[Collection entries]
• • • • • • •

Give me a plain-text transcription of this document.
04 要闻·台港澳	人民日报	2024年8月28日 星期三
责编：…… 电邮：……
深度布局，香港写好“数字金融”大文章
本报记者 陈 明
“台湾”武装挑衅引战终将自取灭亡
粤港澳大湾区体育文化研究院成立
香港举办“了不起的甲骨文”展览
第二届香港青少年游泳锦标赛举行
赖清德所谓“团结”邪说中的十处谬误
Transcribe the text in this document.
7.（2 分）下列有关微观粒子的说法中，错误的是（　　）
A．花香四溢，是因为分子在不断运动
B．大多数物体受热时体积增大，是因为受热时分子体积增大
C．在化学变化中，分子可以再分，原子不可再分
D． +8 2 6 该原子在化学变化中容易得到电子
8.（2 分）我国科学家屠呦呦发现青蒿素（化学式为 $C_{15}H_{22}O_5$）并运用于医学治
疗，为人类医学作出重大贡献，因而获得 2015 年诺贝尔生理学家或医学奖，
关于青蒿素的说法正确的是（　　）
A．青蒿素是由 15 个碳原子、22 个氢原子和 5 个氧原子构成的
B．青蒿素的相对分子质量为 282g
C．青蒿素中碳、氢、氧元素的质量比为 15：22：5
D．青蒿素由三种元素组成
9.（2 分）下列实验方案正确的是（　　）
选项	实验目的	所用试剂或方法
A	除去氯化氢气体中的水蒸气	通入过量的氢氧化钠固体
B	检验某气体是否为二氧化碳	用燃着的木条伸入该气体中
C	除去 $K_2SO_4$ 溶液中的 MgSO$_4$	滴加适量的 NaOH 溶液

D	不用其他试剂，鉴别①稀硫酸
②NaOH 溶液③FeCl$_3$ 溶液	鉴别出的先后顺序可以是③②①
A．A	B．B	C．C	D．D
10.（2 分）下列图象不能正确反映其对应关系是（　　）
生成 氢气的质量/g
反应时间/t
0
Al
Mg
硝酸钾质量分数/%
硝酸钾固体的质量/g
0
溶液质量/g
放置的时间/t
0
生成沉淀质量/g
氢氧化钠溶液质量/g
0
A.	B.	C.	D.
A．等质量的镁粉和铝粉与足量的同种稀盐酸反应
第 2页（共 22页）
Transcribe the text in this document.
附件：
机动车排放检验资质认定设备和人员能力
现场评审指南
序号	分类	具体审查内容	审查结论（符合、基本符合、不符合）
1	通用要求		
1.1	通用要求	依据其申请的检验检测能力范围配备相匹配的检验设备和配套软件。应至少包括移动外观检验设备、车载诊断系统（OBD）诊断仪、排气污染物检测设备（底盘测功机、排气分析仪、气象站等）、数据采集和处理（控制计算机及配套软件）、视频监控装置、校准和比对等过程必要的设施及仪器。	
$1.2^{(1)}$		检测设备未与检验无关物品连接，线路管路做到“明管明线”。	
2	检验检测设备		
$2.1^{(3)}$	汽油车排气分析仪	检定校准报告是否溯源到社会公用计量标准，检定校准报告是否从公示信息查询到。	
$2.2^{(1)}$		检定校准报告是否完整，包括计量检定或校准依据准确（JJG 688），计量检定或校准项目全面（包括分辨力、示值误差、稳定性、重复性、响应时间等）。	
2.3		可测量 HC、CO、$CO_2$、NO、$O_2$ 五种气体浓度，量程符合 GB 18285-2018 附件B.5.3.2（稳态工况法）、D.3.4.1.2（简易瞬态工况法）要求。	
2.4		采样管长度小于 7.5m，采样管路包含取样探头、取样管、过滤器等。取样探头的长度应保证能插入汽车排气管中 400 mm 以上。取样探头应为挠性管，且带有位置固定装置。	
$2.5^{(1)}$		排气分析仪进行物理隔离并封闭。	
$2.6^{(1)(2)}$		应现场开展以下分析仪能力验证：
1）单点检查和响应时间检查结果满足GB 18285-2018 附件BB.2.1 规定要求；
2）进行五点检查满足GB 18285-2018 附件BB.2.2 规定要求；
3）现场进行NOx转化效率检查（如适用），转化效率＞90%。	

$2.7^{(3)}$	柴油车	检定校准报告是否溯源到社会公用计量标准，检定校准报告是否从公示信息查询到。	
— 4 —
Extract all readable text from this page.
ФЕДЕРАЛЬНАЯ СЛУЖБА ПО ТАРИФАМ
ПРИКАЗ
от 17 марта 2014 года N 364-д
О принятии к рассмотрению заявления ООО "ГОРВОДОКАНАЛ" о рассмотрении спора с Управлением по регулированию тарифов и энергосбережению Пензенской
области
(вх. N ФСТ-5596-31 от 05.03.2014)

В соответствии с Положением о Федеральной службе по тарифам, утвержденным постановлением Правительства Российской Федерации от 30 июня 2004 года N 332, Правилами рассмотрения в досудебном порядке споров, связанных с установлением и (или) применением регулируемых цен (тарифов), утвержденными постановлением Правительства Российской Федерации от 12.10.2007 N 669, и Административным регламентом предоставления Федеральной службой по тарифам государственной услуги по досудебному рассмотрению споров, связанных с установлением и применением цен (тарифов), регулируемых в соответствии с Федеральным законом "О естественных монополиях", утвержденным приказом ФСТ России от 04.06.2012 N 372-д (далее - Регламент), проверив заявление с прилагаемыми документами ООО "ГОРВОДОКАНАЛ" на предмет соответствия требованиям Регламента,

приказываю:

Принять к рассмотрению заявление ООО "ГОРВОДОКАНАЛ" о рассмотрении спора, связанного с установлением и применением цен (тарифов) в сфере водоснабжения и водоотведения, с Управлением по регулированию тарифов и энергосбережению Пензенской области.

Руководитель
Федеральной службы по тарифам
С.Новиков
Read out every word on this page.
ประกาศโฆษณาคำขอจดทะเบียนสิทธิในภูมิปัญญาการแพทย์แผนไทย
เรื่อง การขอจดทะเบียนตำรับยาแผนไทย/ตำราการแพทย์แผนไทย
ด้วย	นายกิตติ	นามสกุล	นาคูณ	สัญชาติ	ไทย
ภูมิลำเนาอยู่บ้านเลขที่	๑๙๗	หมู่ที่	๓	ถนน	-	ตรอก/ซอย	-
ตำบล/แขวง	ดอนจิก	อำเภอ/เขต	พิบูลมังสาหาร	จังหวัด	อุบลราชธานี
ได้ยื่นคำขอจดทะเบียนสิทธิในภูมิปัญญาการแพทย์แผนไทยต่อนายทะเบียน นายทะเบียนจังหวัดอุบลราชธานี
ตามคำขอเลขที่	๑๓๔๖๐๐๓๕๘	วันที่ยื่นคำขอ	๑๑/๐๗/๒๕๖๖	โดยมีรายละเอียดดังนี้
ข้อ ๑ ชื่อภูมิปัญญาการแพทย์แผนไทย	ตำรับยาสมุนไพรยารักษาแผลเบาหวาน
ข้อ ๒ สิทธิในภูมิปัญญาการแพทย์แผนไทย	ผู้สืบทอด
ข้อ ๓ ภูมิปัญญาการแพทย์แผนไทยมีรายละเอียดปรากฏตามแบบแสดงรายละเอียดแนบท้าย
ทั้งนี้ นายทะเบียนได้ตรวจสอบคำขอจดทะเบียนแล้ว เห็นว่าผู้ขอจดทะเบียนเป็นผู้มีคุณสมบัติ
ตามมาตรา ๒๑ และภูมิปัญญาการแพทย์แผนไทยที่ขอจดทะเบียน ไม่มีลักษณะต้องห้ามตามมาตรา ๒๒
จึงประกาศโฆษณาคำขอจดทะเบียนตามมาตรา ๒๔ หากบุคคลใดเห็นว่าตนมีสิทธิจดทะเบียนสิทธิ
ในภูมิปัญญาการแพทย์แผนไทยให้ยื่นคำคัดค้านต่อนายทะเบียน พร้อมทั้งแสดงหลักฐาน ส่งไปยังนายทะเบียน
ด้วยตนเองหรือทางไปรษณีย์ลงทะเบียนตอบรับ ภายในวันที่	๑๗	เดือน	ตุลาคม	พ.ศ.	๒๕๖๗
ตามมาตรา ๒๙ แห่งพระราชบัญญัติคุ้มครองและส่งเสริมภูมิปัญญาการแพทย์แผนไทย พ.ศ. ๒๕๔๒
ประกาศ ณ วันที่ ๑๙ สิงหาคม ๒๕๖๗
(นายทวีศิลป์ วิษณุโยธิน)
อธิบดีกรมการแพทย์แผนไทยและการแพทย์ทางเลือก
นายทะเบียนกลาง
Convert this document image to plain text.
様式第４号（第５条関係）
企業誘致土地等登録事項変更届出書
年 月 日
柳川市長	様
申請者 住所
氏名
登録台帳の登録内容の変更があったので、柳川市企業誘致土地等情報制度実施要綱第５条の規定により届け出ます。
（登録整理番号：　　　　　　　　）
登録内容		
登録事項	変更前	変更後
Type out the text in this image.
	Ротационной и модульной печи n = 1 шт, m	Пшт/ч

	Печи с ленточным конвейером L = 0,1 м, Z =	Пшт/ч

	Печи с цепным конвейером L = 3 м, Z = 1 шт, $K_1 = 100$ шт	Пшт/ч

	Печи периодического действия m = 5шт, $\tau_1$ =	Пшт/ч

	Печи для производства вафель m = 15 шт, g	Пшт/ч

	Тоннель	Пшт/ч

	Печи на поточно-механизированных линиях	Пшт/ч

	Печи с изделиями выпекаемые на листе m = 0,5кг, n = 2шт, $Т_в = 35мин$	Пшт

• • • • • • •

* Written problem: Identify the lines above that contain the word "通用要求", then copy them.

* Final answer:
1	通用要求		
1.1	通用要求	依据其申请的检验检测能力范围配备相匹配的检验设备和配套软件。应至少包括移动外观检验设备、车载诊断系统（OBD）诊断仪、排气污染物检测设备（底盘测功机、排气分析仪、气象站等）、数据采集和处理（控制计算机及配套软件）、视频监控装置、校准和比对等过程必要的设施及仪器。	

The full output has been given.